> _What the task asks_
Copy nothing but the text: reproduce each line of the listing exactly and leave the pictures out.

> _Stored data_
· · · · · · ·

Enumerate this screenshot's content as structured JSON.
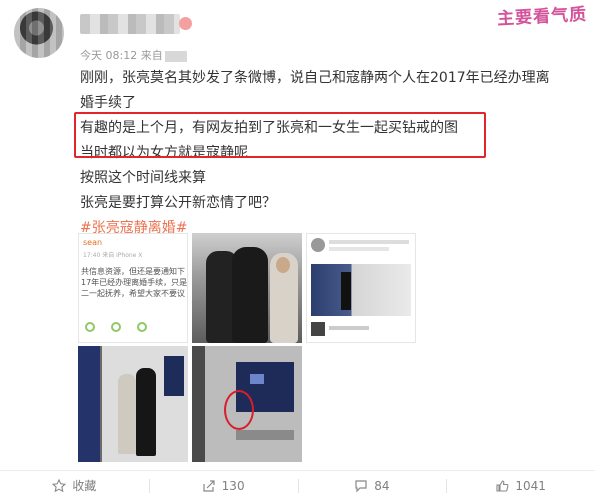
{
  "watermark": {
    "text": "主要看气质"
  },
  "post": {
    "meta_time": "今天 08:12",
    "meta_source_prefix": "来自",
    "paragraphs": [
      "刚刚，张亮莫名其妙发了条微博，说自己和寇静两个人在2017年已经办理离婚手续了",
      "有趣的是上个月，有网友拍到了张亮和一女生一起买钻戒的图",
      "当时都以为女方就是寇静呢",
      "按照这个时间线来算",
      "张亮是要打算公开新恋情了吧？"
    ],
    "hashtag": "#张亮寇静离婚#"
  },
  "embedded_screenshot": {
    "name": "sean",
    "time_source": "17:40 来自 iPhone X",
    "lines": [
      "共信息资源，但还是要通知下",
      "17年已经办理离婚手续，只是",
      "二一起抚养，希望大家不要议"
    ]
  },
  "actions": {
    "favorite_label": "收藏",
    "repost_count": "130",
    "comment_count": "84",
    "like_count": "1041"
  },
  "colors": {
    "hashtag": "#eb7350",
    "highlight_border": "#e0252b",
    "muted": "#808080"
  }
}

· · · · · · ·

> _Worked answer_
Enumerate this screenshot's content as structured JSON.
{
  "watermark": {
    "text": "主要看气质"
  },
  "post": {
    "meta_time": "今天 08:12",
    "meta_source_prefix": "来自",
    "paragraphs": [
      "刚刚，张亮莫名其妙发了条微博，说自己和寇静两个人在2017年已经办理离婚手续了",
      "有趣的是上个月，有网友拍到了张亮和一女生一起买钻戒的图",
      "当时都以为女方就是寇静呢",
      "按照这个时间线来算",
      "张亮是要打算公开新恋情了吧？"
    ],
    "hashtag": "#张亮寇静离婚#"
  },
  "embedded_screenshot": {
    "name": "sean",
    "time_source": "17:40 来自 iPhone X",
    "lines": [
      "共信息资源，但还是要通知下",
      "17年已经办理离婚手续，只是",
      "二一起抚养，希望大家不要议"
    ]
  },
  "actions": {
    "favorite_label": "收藏",
    "repost_count": "130",
    "comment_count": "84",
    "like_count": "1041"
  },
  "colors": {
    "hashtag": "#eb7350",
    "highlight_border": "#e0252b",
    "muted": "#808080"
  }
}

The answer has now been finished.